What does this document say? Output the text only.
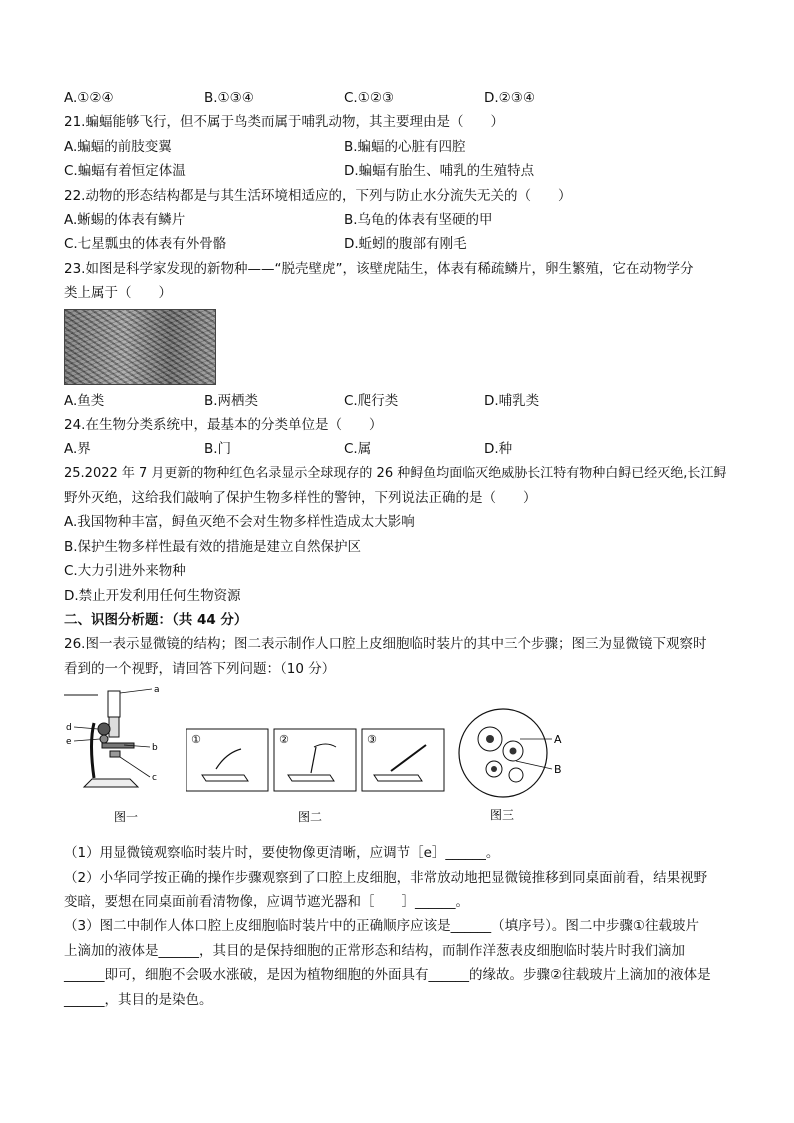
A.①②④	B.①③④	C.①②③	D.②③④
21.蝙蝠能够飞行，但不属于鸟类而属于哺乳动物，其主要理由是（　　）
A.蝙蝠的前肢变翼	B.蝙蝠的心脏有四腔
C.蝙蝠有着恒定体温	D.蝙蝠有胎生、哺乳的生殖特点
22.动物的形态结构都是与其生活环境相适应的，下列与防止水分流失无关的（　　）
A.蜥蜴的体表有鳞片	B.乌龟的体表有坚硬的甲
C.七星瓢虫的体表有外骨骼	D.蚯蚓的腹部有刚毛
23.如图是科学家发现的新物种——“脱壳壁虎”，该壁虎陆生，体表有稀疏鳞片，卵生繁殖，它在动物学分
类上属于（　　）
A.鱼类	B.两栖类	C.爬行类	D.哺乳类
24.在生物分类系统中，最基本的分类单位是（　　）
A.界	B.门	C.属	D.种
25.2022 年 7 月更新的物种红色名录显示全球现存的 26 种鲟鱼均面临灭绝威胁长江特有物种白鲟已经灭绝,长江鲟
野外灭绝，这给我们敲响了保护生物多样性的警钟，下列说法正确的是（　　）
A.我国物种丰富，鲟鱼灭绝不会对生物多样性造成太大影响
B.保护生物多样性最有效的措施是建立自然保护区
C.大力引进外来物种
D.禁止开发利用任何生物资源
二、识图分析题：（共 44 分）
26.图一表示显微镜的结构；图二表示制作人口腔上皮细胞临时装片的其中三个步骤；图三为显微镜下观察时
看到的一个视野，请回答下列问题：（10 分）
a
b
c
d
e
图一
①	②	③
图二
A
B
图三
（1）用显微镜观察临时装片时，要使物像更清晰，应调节［e］______。
（2）小华同学按正确的操作步骤观察到了口腔上皮细胞，非常放动地把显微镜推移到同桌面前看，结果视野
变暗，要想在同桌面前看清物像，应调节遮光器和［　　］______。
（3）图二中制作人体口腔上皮细胞临时装片中的正确顺序应该是______（填序号）。图二中步骤①往载玻片
上滴加的液体是______，其目的是保持细胞的正常形态和结构，而制作洋葱表皮细胞临时装片时我们滴加
______即可，细胞不会吸水涨破，是因为植物细胞的外面具有______的缘故。步骤②往载玻片上滴加的液体是
______，其目的是染色。
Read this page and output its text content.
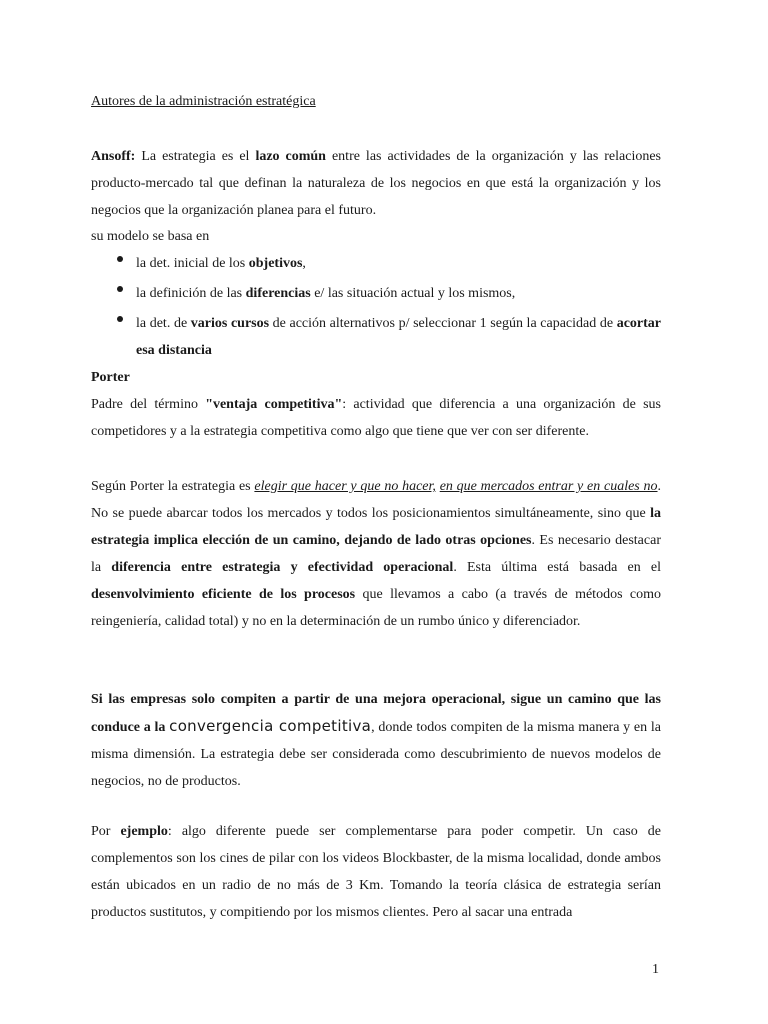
Autores de la administración estratégica

Ansoff: La estrategia es el lazo común entre las actividades de la organización y las relaciones producto-mercado tal que definan la naturaleza de los negocios en que está la organización y los negocios que la organización planea para el futuro.

su modelo se basa en

la det. inicial de los objetivos,

la definición de las diferencias e/ las situación actual y los mismos,

la det. de varios cursos de acción alternativos p/ seleccionar 1 según la capacidad de acortar esa distancia

Porter

Padre del término "ventaja competitiva": actividad que diferencia a una organización de sus competidores y a la estrategia competitiva como algo que tiene que ver con ser diferente.

Según Porter la estrategia es elegir que hacer y que no hacer, en que mercados entrar y en cuales no. No se puede abarcar todos los mercados y todos los posicionamientos simultáneamente, sino que la estrategia implica elección de un camino, dejando de lado otras opciones. Es necesario destacar la diferencia entre estrategia y efectividad operacional. Esta última está basada en el desenvolvimiento eficiente de los procesos que llevamos a cabo (a través de métodos como reingeniería, calidad total) y no en la determinación de un rumbo único y diferenciador.

Si las empresas solo compiten a partir de una mejora operacional, sigue un camino que las conduce a la convergencia competitiva, donde todos compiten de la misma manera y en la misma dimensión. La estrategia debe ser considerada como descubrimiento de nuevos modelos de negocios, no de productos.

Por ejemplo: algo diferente puede ser complementarse para poder competir. Un caso de complementos son los cines de pilar con los videos Blockbaster, de la misma localidad, donde ambos están ubicados en un radio de no más de 3 Km. Tomando la teoría clásica de estrategia serían productos sustitutos, y compitiendo por los mismos clientes. Pero al sacar una entrada

1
★ ★ ★ ★
(WHAT IS REQUIRED) Set down every record once more, word for word, without pictures.

(OUTPUT BELOW)
What does this document say? Output the text only.
A.①②④	B.①③④	C.①②③	D.②③④
21.蝙蝠能够飞行，但不属于鸟类而属于哺乳动物，其主要理由是（　　）
A.蝙蝠的前肢变翼	B.蝙蝠的心脏有四腔
C.蝙蝠有着恒定体温	D.蝙蝠有胎生、哺乳的生殖特点
22.动物的形态结构都是与其生活环境相适应的，下列与防止水分流失无关的（　　）
A.蜥蜴的体表有鳞片	B.乌龟的体表有坚硬的甲
C.七星瓢虫的体表有外骨骼	D.蚯蚓的腹部有刚毛
23.如图是科学家发现的新物种——“脱壳壁虎”，该壁虎陆生，体表有稀疏鳞片，卵生繁殖，它在动物学分
类上属于（　　）
A.鱼类	B.两栖类	C.爬行类	D.哺乳类
24.在生物分类系统中，最基本的分类单位是（　　）
A.界	B.门	C.属	D.种
25.2022 年 7 月更新的物种红色名录显示全球现存的 26 种鲟鱼均面临灭绝威胁长江特有物种白鲟已经灭绝,长江鲟
野外灭绝，这给我们敲响了保护生物多样性的警钟，下列说法正确的是（　　）
A.我国物种丰富，鲟鱼灭绝不会对生物多样性造成太大影响
B.保护生物多样性最有效的措施是建立自然保护区
C.大力引进外来物种
D.禁止开发利用任何生物资源
二、识图分析题：（共 44 分）
26.图一表示显微镜的结构；图二表示制作人口腔上皮细胞临时装片的其中三个步骤；图三为显微镜下观察时
看到的一个视野，请回答下列问题：（10 分）
a
b
c
d
e
图一
①	②	③
图二
A
B
图三
（1）用显微镜观察临时装片时，要使物像更清晰，应调节［e］______。
（2）小华同学按正确的操作步骤观察到了口腔上皮细胞，非常放动地把显微镜推移到同桌面前看，结果视野
变暗，要想在同桌面前看清物像，应调节遮光器和［　　］______。
（3）图二中制作人体口腔上皮细胞临时装片中的正确顺序应该是______（填序号）。图二中步骤①往载玻片
上滴加的液体是______，其目的是保持细胞的正常形态和结构，而制作洋葱表皮细胞临时装片时我们滴加
______即可，细胞不会吸水涨破，是因为植物细胞的外面具有______的缘故。步骤②往载玻片上滴加的液体是
______，其目的是染色。
Read this page and output its text content.
Autores de la administración estratégica

Ansoff: La estrategia es el lazo común entre las actividades de la organización y las relaciones producto-mercado tal que definan la naturaleza de los negocios en que está la organización y los negocios que la organización planea para el futuro.

su modelo se basa en

la det. inicial de los objetivos,

la definición de las diferencias e/ las situación actual y los mismos,

la det. de varios cursos de acción alternativos p/ seleccionar 1 según la capacidad de acortar esa distancia

Porter

Padre del término "ventaja competitiva": actividad que diferencia a una organización de sus competidores y a la estrategia competitiva como algo que tiene que ver con ser diferente.

Según Porter la estrategia es elegir que hacer y que no hacer, en que mercados entrar y en cuales no. No se puede abarcar todos los mercados y todos los posicionamientos simultáneamente, sino que la estrategia implica elección de un camino, dejando de lado otras opciones. Es necesario destacar la diferencia entre estrategia y efectividad operacional. Esta última está basada en el desenvolvimiento eficiente de los procesos que llevamos a cabo (a través de métodos como reingeniería, calidad total) y no en la determinación de un rumbo único y diferenciador.

Si las empresas solo compiten a partir de una mejora operacional, sigue un camino que las conduce a la convergencia competitiva, donde todos compiten de la misma manera y en la misma dimensión. La estrategia debe ser considerada como descubrimiento de nuevos modelos de negocios, no de productos.

Por ejemplo: algo diferente puede ser complementarse para poder competir. Un caso de complementos son los cines de pilar con los videos Blockbaster, de la misma localidad, donde ambos están ubicados en un radio de no más de 3 Km. Tomando la teoría clásica de estrategia serían productos sustitutos, y compitiendo por los mismos clientes. Pero al sacar una entrada

1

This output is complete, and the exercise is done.